Transcribe every entry below word for word, but skip the pictures.

━━ Provided data

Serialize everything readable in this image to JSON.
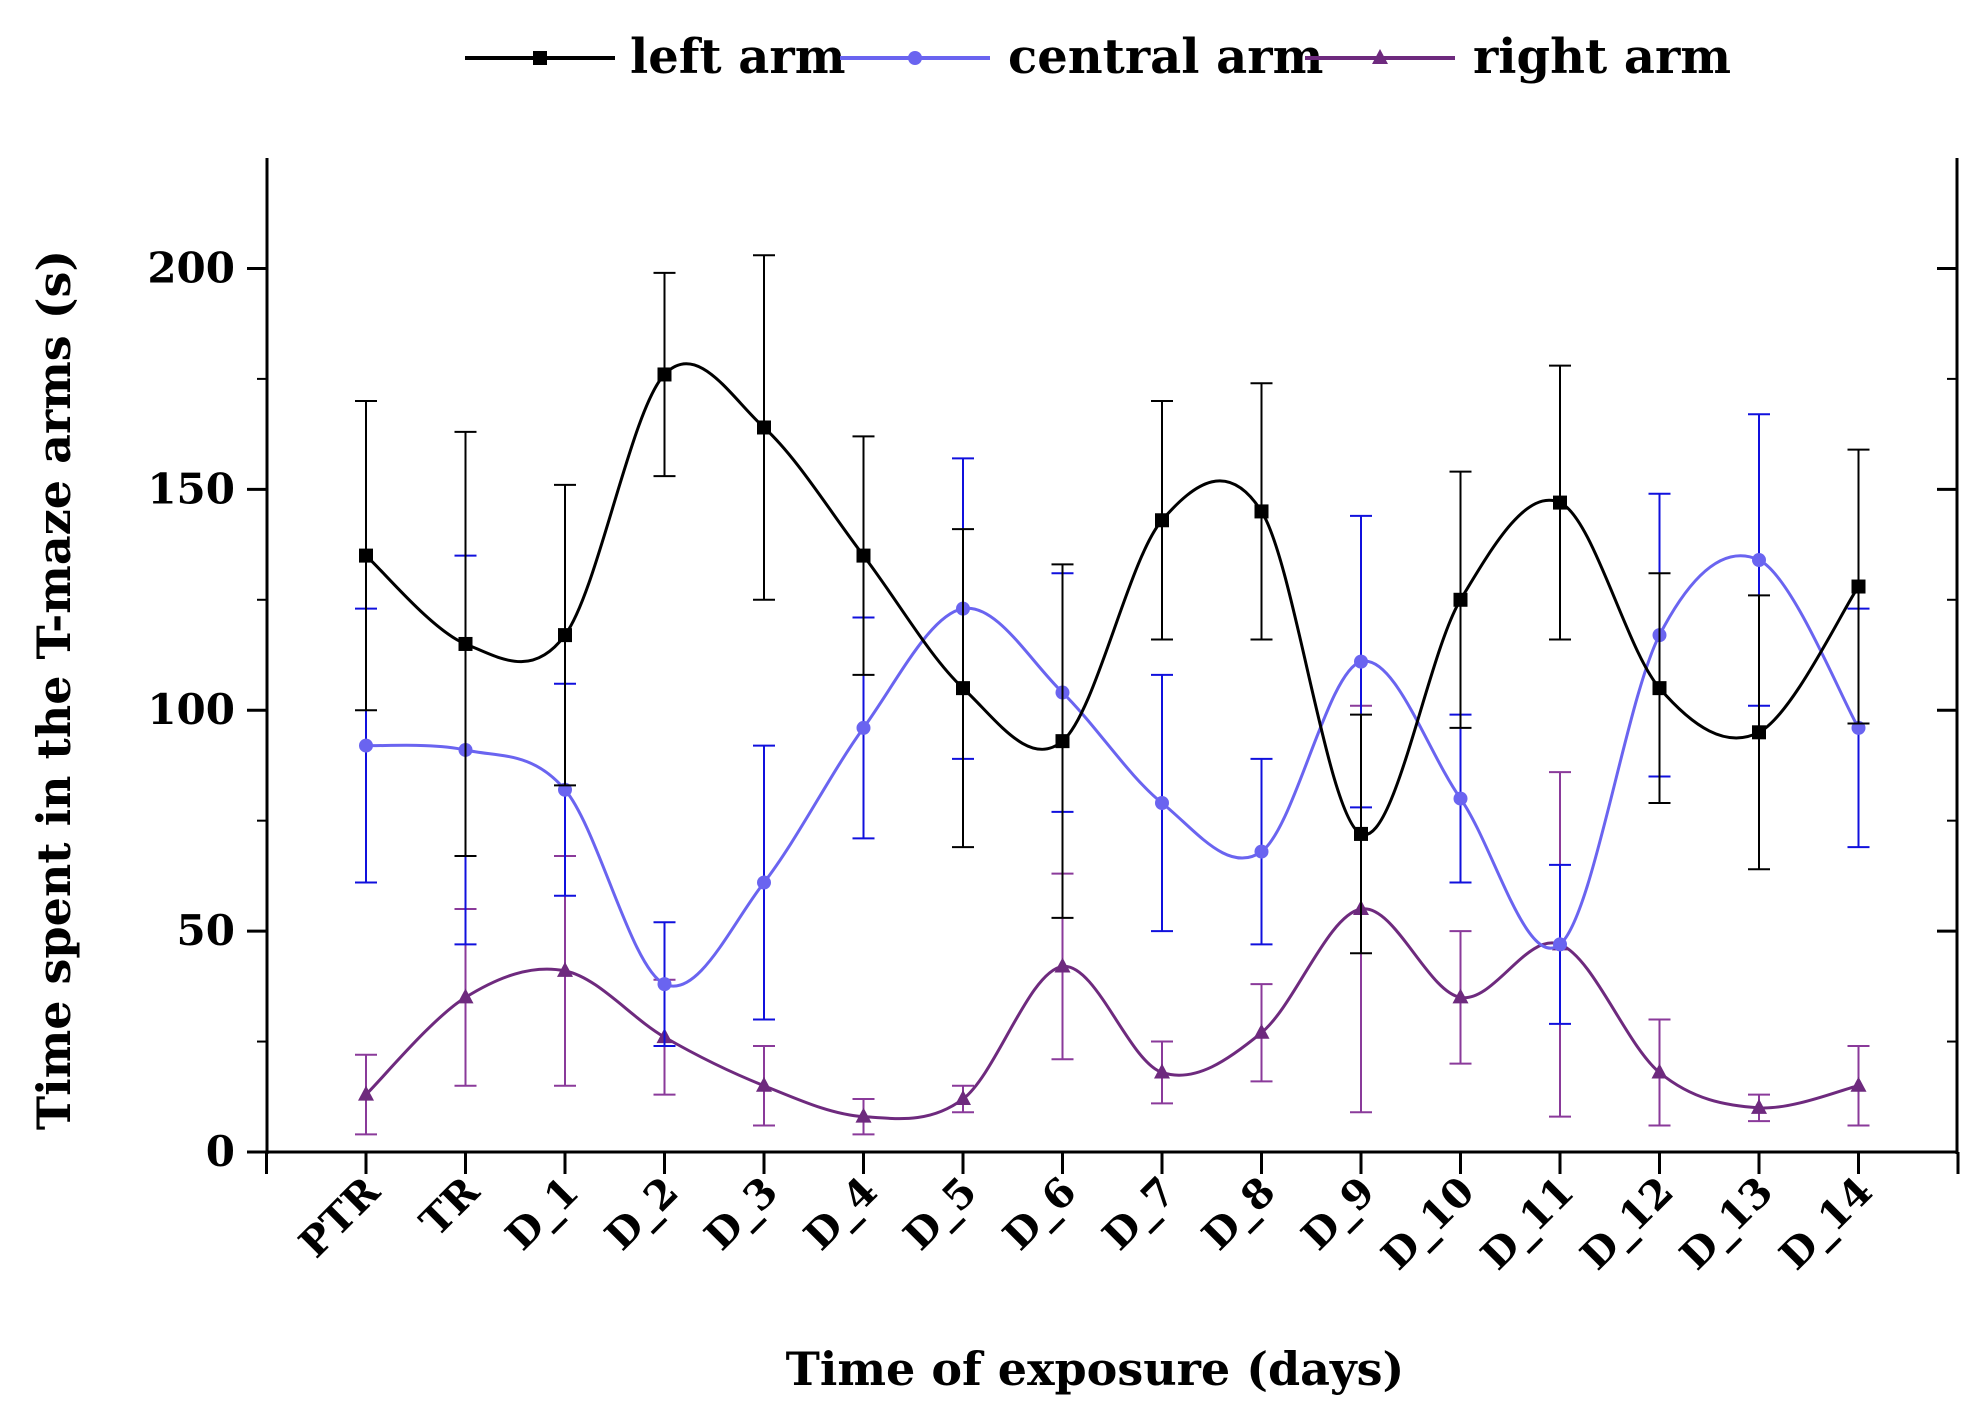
{
  "chart_data": {
    "type": "line",
    "title": "",
    "xlabel": "Time of exposure (days)",
    "ylabel": "Time spent in the T-maze arms (s)",
    "ylim": [
      0,
      225
    ],
    "yticks": [
      0,
      50,
      100,
      150,
      200
    ],
    "categories": [
      "PTR",
      "TR",
      "D_1",
      "D_2",
      "D_3",
      "D_4",
      "D_5",
      "D_6",
      "D_7",
      "D_8",
      "D_9",
      "D_10",
      "D_11",
      "D_12",
      "D_13",
      "D_14"
    ],
    "legend_position": "top",
    "grid": false,
    "smoothed_lines": true,
    "series": [
      {
        "name": "left arm",
        "color": "#000000",
        "marker": "square",
        "values": [
          135,
          115,
          117,
          176,
          164,
          135,
          105,
          93,
          143,
          145,
          72,
          125,
          147,
          105,
          95,
          128
        ],
        "error": [
          35,
          48,
          34,
          23,
          39,
          27,
          36,
          40,
          27,
          29,
          27,
          29,
          31,
          26,
          31,
          31
        ]
      },
      {
        "name": "central arm",
        "color": "#6a64f0",
        "error_color": "#1010dd",
        "marker": "circle",
        "values": [
          92,
          91,
          82,
          38,
          61,
          96,
          123,
          104,
          79,
          68,
          111,
          80,
          47,
          117,
          134,
          96
        ],
        "error": [
          31,
          44,
          24,
          14,
          31,
          25,
          34,
          27,
          29,
          21,
          33,
          19,
          18,
          32,
          33,
          27
        ]
      },
      {
        "name": "right arm",
        "color": "#6e2a7e",
        "error_color": "#8a3a9a",
        "marker": "triangle",
        "values": [
          13,
          35,
          41,
          26,
          15,
          8,
          12,
          42,
          18,
          27,
          55,
          35,
          47,
          18,
          10,
          15
        ],
        "error": [
          9,
          20,
          26,
          13,
          9,
          4,
          3,
          21,
          7,
          11,
          46,
          15,
          39,
          12,
          3,
          9
        ]
      }
    ]
  }
}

━━━━

▶ **Task answer**:
Serialize everything readable in this image to JSON.
{
  "chart_data": {
    "type": "line",
    "title": "",
    "xlabel": "Time of exposure (days)",
    "ylabel": "Time spent in the T-maze arms (s)",
    "ylim": [
      0,
      225
    ],
    "yticks": [
      0,
      50,
      100,
      150,
      200
    ],
    "categories": [
      "PTR",
      "TR",
      "D_1",
      "D_2",
      "D_3",
      "D_4",
      "D_5",
      "D_6",
      "D_7",
      "D_8",
      "D_9",
      "D_10",
      "D_11",
      "D_12",
      "D_13",
      "D_14"
    ],
    "legend_position": "top",
    "grid": false,
    "smoothed_lines": true,
    "series": [
      {
        "name": "left arm",
        "color": "#000000",
        "marker": "square",
        "values": [
          135,
          115,
          117,
          176,
          164,
          135,
          105,
          93,
          143,
          145,
          72,
          125,
          147,
          105,
          95,
          128
        ],
        "error": [
          35,
          48,
          34,
          23,
          39,
          27,
          36,
          40,
          27,
          29,
          27,
          29,
          31,
          26,
          31,
          31
        ]
      },
      {
        "name": "central arm",
        "color": "#6a64f0",
        "error_color": "#1010dd",
        "marker": "circle",
        "values": [
          92,
          91,
          82,
          38,
          61,
          96,
          123,
          104,
          79,
          68,
          111,
          80,
          47,
          117,
          134,
          96
        ],
        "error": [
          31,
          44,
          24,
          14,
          31,
          25,
          34,
          27,
          29,
          21,
          33,
          19,
          18,
          32,
          33,
          27
        ]
      },
      {
        "name": "right arm",
        "color": "#6e2a7e",
        "error_color": "#8a3a9a",
        "marker": "triangle",
        "values": [
          13,
          35,
          41,
          26,
          15,
          8,
          12,
          42,
          18,
          27,
          55,
          35,
          47,
          18,
          10,
          15
        ],
        "error": [
          9,
          20,
          26,
          13,
          9,
          4,
          3,
          21,
          7,
          11,
          46,
          15,
          39,
          12,
          3,
          9
        ]
      }
    ]
  }
}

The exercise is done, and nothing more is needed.